Repeat the listing exactly as given, omitting every image.

Source data:

────────────────────

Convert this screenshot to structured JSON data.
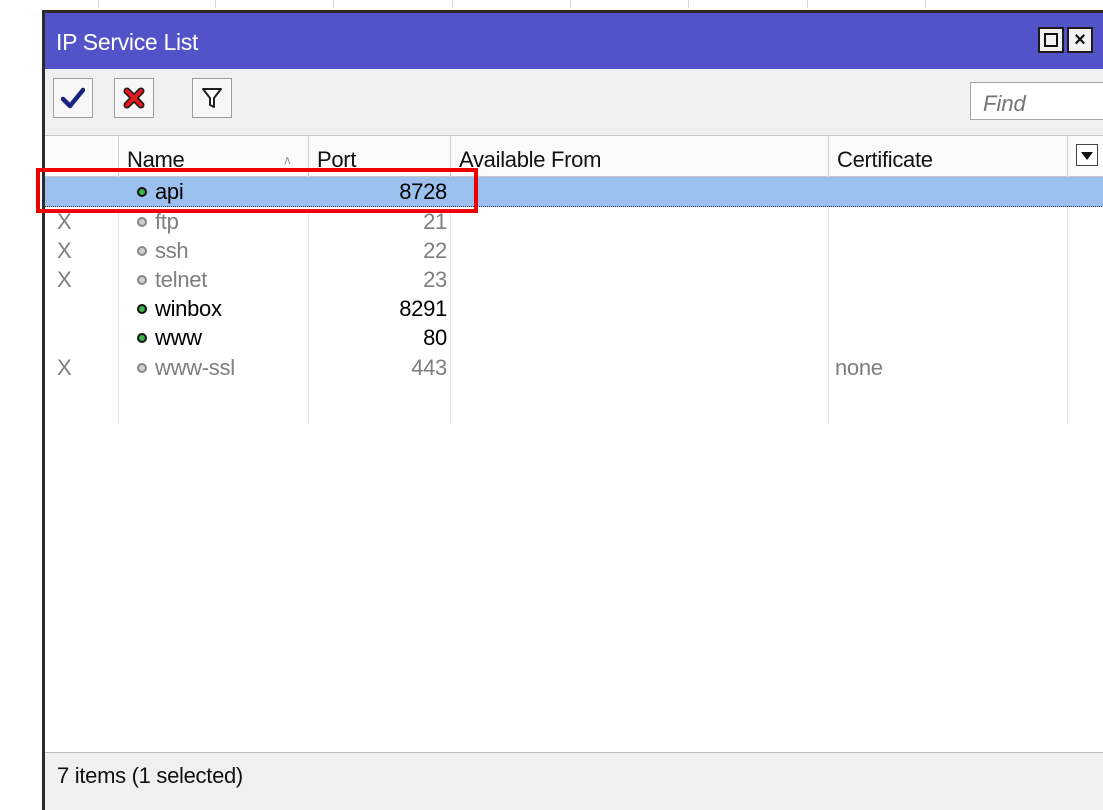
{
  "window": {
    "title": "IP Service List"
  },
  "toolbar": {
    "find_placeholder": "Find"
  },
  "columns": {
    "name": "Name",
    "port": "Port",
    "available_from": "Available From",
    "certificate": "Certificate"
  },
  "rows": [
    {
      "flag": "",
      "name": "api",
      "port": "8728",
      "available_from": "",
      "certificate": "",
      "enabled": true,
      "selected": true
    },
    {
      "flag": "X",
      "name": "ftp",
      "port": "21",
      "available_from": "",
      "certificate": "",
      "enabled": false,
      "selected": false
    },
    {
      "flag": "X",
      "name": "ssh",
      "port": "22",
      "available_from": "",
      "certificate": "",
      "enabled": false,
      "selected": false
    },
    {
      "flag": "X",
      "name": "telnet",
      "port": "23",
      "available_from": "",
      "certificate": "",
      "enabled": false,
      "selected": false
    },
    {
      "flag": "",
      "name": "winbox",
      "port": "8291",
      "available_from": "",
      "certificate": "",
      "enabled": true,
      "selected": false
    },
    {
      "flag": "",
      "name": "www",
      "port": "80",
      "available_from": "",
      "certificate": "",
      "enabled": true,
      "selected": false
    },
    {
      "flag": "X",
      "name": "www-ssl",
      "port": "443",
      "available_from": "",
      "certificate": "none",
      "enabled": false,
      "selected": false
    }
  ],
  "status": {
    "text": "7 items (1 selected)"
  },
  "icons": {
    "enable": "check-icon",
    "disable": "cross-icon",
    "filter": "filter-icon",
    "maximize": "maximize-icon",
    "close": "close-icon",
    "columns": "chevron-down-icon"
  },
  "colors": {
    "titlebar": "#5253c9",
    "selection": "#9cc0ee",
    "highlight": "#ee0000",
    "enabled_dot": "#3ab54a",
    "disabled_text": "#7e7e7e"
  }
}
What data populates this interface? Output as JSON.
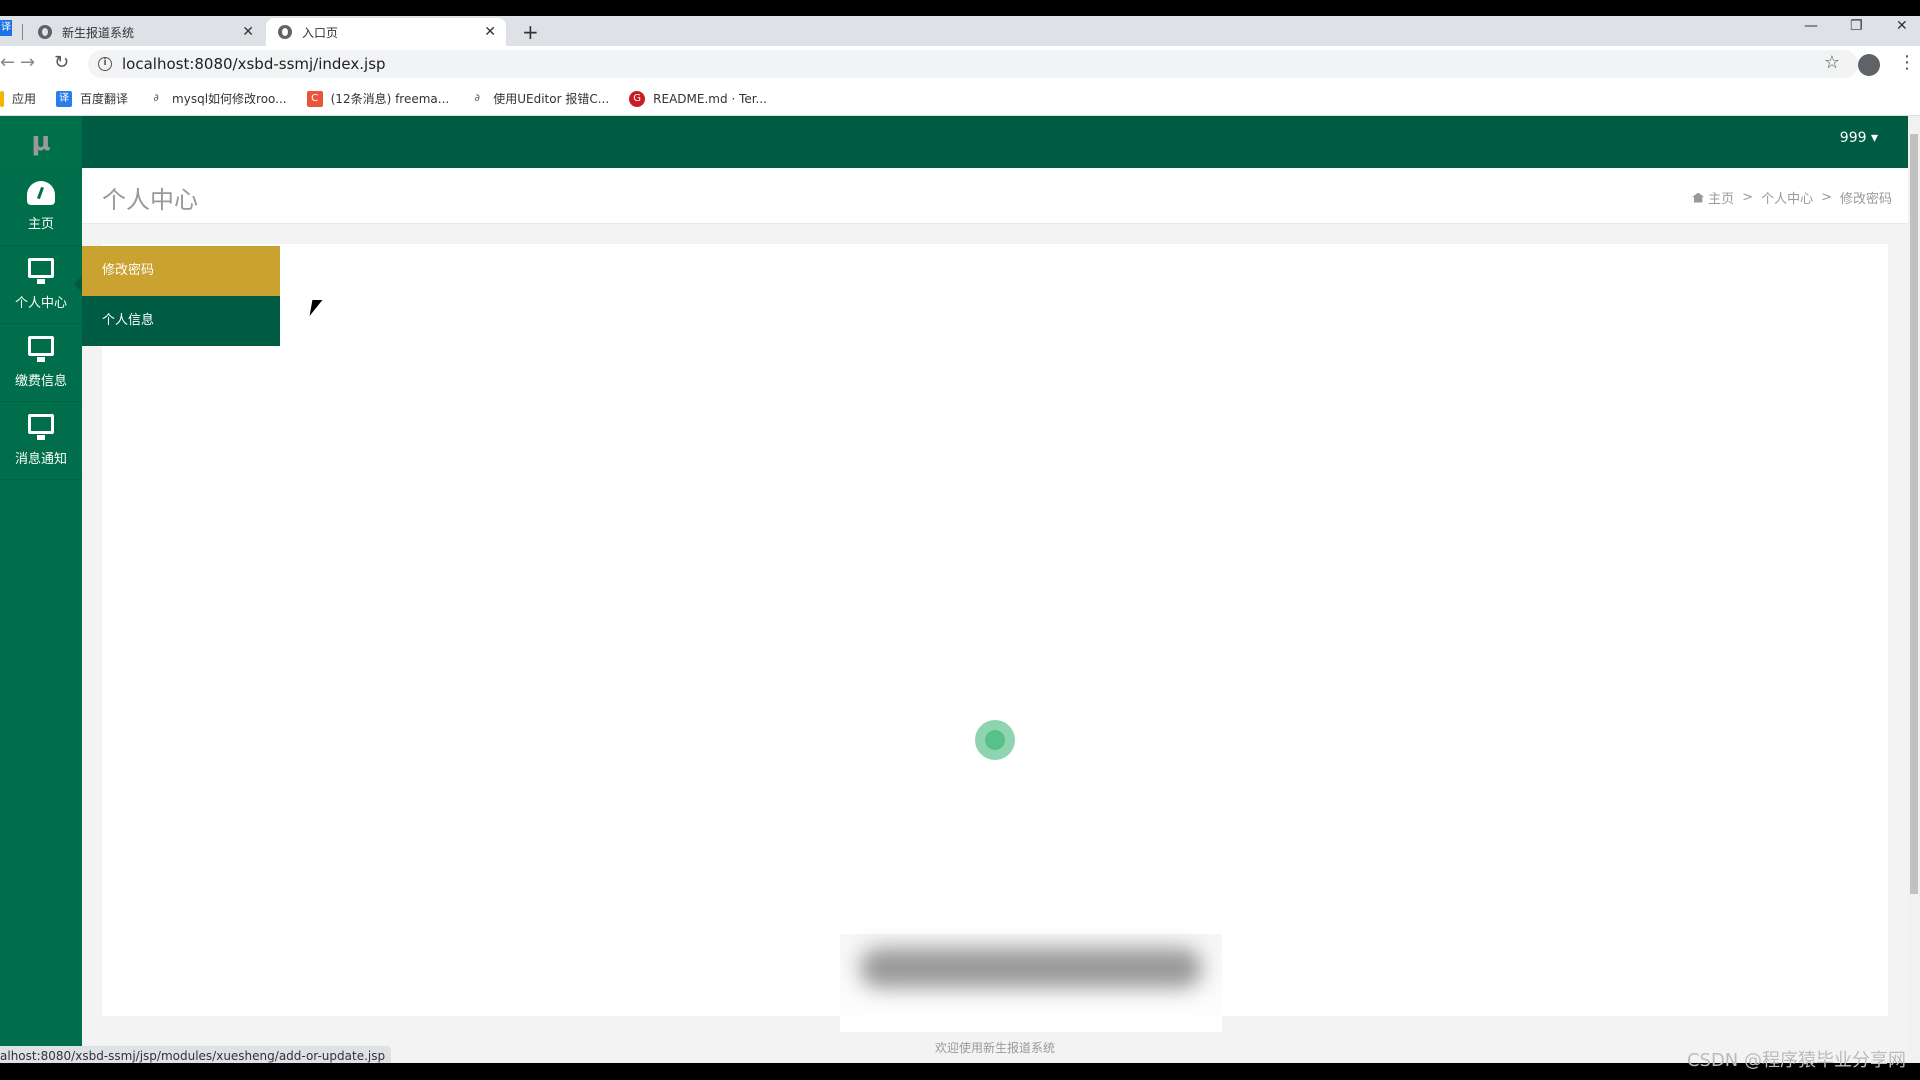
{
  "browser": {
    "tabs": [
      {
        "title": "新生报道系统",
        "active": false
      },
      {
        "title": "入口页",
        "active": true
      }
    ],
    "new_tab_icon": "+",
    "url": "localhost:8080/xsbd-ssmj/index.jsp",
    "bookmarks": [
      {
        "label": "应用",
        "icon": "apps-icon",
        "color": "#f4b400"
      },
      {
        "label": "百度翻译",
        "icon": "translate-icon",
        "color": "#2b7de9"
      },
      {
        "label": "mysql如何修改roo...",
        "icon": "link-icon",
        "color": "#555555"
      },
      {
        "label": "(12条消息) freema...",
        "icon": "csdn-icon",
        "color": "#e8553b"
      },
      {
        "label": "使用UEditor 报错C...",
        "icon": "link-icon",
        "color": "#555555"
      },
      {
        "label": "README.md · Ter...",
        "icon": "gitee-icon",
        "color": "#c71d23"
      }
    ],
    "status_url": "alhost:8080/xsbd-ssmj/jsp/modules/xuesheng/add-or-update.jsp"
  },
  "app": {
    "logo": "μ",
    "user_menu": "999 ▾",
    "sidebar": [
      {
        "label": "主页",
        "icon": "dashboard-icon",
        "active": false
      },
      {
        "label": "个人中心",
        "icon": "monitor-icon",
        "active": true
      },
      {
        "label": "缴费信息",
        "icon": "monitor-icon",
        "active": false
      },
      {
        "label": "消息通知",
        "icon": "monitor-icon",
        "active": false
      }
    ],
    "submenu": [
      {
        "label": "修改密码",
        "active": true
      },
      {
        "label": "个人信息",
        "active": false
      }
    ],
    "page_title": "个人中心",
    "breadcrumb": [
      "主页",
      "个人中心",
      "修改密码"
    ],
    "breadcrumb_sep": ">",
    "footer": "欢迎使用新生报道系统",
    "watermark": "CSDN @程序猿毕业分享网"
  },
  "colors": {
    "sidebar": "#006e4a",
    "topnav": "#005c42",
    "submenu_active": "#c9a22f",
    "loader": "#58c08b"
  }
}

────────────────────

- _Solution to this exercise_:
Convert this screenshot to structured JSON data.
{
  "window": {
    "title": "IP Service List"
  },
  "toolbar": {
    "find_placeholder": "Find"
  },
  "columns": {
    "name": "Name",
    "port": "Port",
    "available_from": "Available From",
    "certificate": "Certificate"
  },
  "rows": [
    {
      "flag": "",
      "name": "api",
      "port": "8728",
      "available_from": "",
      "certificate": "",
      "enabled": true,
      "selected": true
    },
    {
      "flag": "X",
      "name": "ftp",
      "port": "21",
      "available_from": "",
      "certificate": "",
      "enabled": false,
      "selected": false
    },
    {
      "flag": "X",
      "name": "ssh",
      "port": "22",
      "available_from": "",
      "certificate": "",
      "enabled": false,
      "selected": false
    },
    {
      "flag": "X",
      "name": "telnet",
      "port": "23",
      "available_from": "",
      "certificate": "",
      "enabled": false,
      "selected": false
    },
    {
      "flag": "",
      "name": "winbox",
      "port": "8291",
      "available_from": "",
      "certificate": "",
      "enabled": true,
      "selected": false
    },
    {
      "flag": "",
      "name": "www",
      "port": "80",
      "available_from": "",
      "certificate": "",
      "enabled": true,
      "selected": false
    },
    {
      "flag": "X",
      "name": "www-ssl",
      "port": "443",
      "available_from": "",
      "certificate": "none",
      "enabled": false,
      "selected": false
    }
  ],
  "status": {
    "text": "7 items (1 selected)"
  },
  "icons": {
    "enable": "check-icon",
    "disable": "cross-icon",
    "filter": "filter-icon",
    "maximize": "maximize-icon",
    "close": "close-icon",
    "columns": "chevron-down-icon"
  },
  "colors": {
    "titlebar": "#5253c9",
    "selection": "#9cc0ee",
    "highlight": "#ee0000",
    "enabled_dot": "#3ab54a",
    "disabled_text": "#7e7e7e"
  }
}
What data populates this interface? Output as JSON.
{
  "browser": {
    "tabs": [
      {
        "title": "新生报道系统",
        "active": false
      },
      {
        "title": "入口页",
        "active": true
      }
    ],
    "new_tab_icon": "+",
    "url": "localhost:8080/xsbd-ssmj/index.jsp",
    "bookmarks": [
      {
        "label": "应用",
        "icon": "apps-icon",
        "color": "#f4b400"
      },
      {
        "label": "百度翻译",
        "icon": "translate-icon",
        "color": "#2b7de9"
      },
      {
        "label": "mysql如何修改roo...",
        "icon": "link-icon",
        "color": "#555555"
      },
      {
        "label": "(12条消息) freema...",
        "icon": "csdn-icon",
        "color": "#e8553b"
      },
      {
        "label": "使用UEditor 报错C...",
        "icon": "link-icon",
        "color": "#555555"
      },
      {
        "label": "README.md · Ter...",
        "icon": "gitee-icon",
        "color": "#c71d23"
      }
    ],
    "status_url": "alhost:8080/xsbd-ssmj/jsp/modules/xuesheng/add-or-update.jsp"
  },
  "app": {
    "logo": "μ",
    "user_menu": "999 ▾",
    "sidebar": [
      {
        "label": "主页",
        "icon": "dashboard-icon",
        "active": false
      },
      {
        "label": "个人中心",
        "icon": "monitor-icon",
        "active": true
      },
      {
        "label": "缴费信息",
        "icon": "monitor-icon",
        "active": false
      },
      {
        "label": "消息通知",
        "icon": "monitor-icon",
        "active": false
      }
    ],
    "submenu": [
      {
        "label": "修改密码",
        "active": true
      },
      {
        "label": "个人信息",
        "active": false
      }
    ],
    "page_title": "个人中心",
    "breadcrumb": [
      "主页",
      "个人中心",
      "修改密码"
    ],
    "breadcrumb_sep": ">",
    "footer": "欢迎使用新生报道系统",
    "watermark": "CSDN @程序猿毕业分享网"
  },
  "colors": {
    "sidebar": "#006e4a",
    "topnav": "#005c42",
    "submenu_active": "#c9a22f",
    "loader": "#58c08b"
  }
}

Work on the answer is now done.